§ PROBLEM DETAILS:
Each entry has to be copied exactly, with nothing missed.

§ ITEMS:
= = = = = = =

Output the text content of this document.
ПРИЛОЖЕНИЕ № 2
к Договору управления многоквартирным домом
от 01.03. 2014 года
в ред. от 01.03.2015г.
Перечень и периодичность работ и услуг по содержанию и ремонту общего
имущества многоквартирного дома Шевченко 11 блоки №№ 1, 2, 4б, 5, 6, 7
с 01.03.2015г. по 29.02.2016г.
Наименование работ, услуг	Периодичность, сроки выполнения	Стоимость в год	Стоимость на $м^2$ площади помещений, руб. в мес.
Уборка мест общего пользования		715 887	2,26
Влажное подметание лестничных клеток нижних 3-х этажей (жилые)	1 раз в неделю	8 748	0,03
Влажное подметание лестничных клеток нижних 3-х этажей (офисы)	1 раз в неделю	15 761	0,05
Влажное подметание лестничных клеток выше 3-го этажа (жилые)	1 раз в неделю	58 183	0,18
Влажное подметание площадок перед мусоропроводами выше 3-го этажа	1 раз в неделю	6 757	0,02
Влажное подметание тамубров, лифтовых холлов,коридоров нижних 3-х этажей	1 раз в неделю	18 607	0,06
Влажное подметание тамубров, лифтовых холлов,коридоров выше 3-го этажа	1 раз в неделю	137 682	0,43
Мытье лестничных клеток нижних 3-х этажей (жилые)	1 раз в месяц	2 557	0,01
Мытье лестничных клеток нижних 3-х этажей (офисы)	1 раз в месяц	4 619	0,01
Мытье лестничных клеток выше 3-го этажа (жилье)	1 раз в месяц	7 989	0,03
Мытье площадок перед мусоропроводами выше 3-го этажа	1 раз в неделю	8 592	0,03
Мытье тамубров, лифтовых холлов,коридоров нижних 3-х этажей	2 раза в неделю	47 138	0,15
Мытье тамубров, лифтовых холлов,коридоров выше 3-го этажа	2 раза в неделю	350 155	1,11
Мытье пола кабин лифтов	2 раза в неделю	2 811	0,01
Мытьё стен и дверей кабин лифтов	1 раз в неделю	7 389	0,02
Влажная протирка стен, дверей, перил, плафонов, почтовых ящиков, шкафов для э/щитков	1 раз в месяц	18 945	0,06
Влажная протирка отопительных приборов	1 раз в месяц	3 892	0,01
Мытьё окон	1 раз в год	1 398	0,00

= = = = = = =

§ FINISHED TASK:
Output the text content of this document.
ПРИЛОЖЕНИЕ № 2
к Договору управления многоквартирным домом
от 01.03. 2014 года
в ред. от 01.03.2015г.
Перечень и периодичность работ и услуг по содержанию и ремонту общего
имущества многоквартирного дома Шевченко 11 блоки №№ 1, 2, 4б, 5, 6, 7
с 01.03.2015г. по 29.02.2016г.
Наименование работ, услуг	Периодичность, сроки выполнения	Стоимость в год	Стоимость на $м^2$ площади помещений, руб. в мес.
Уборка мест общего пользования		715 887	2,26
Влажное подметание лестничных клеток нижних 3-х этажей (жилые)	1 раз в неделю	8 748	0,03
Влажное подметание лестничных клеток нижних 3-х этажей (офисы)	1 раз в неделю	15 761	0,05
Влажное подметание лестничных клеток выше 3-го этажа (жилые)	1 раз в неделю	58 183	0,18
Влажное подметание площадок перед мусоропроводами выше 3-го этажа	1 раз в неделю	6 757	0,02
Влажное подметание тамубров, лифтовых холлов,коридоров нижних 3-х этажей	1 раз в неделю	18 607	0,06
Влажное подметание тамубров, лифтовых холлов,коридоров выше 3-го этажа	1 раз в неделю	137 682	0,43
Мытье лестничных клеток нижних 3-х этажей (жилые)	1 раз в месяц	2 557	0,01
Мытье лестничных клеток нижних 3-х этажей (офисы)	1 раз в месяц	4 619	0,01
Мытье лестничных клеток выше 3-го этажа (жилье)	1 раз в месяц	7 989	0,03
Мытье площадок перед мусоропроводами выше 3-го этажа	1 раз в неделю	8 592	0,03
Мытье тамубров, лифтовых холлов,коридоров нижних 3-х этажей	2 раза в неделю	47 138	0,15
Мытье тамубров, лифтовых холлов,коридоров выше 3-го этажа	2 раза в неделю	350 155	1,11
Мытье пола кабин лифтов	2 раза в неделю	2 811	0,01
Мытьё стен и дверей кабин лифтов	1 раз в неделю	7 389	0,02
Влажная протирка стен, дверей, перил, плафонов, почтовых ящиков, шкафов для э/щитков	1 раз в месяц	18 945	0,06
Влажная протирка отопительных приборов	1 раз в месяц	3 892	0,01
Мытьё окон	1 раз в год	1 398	0,00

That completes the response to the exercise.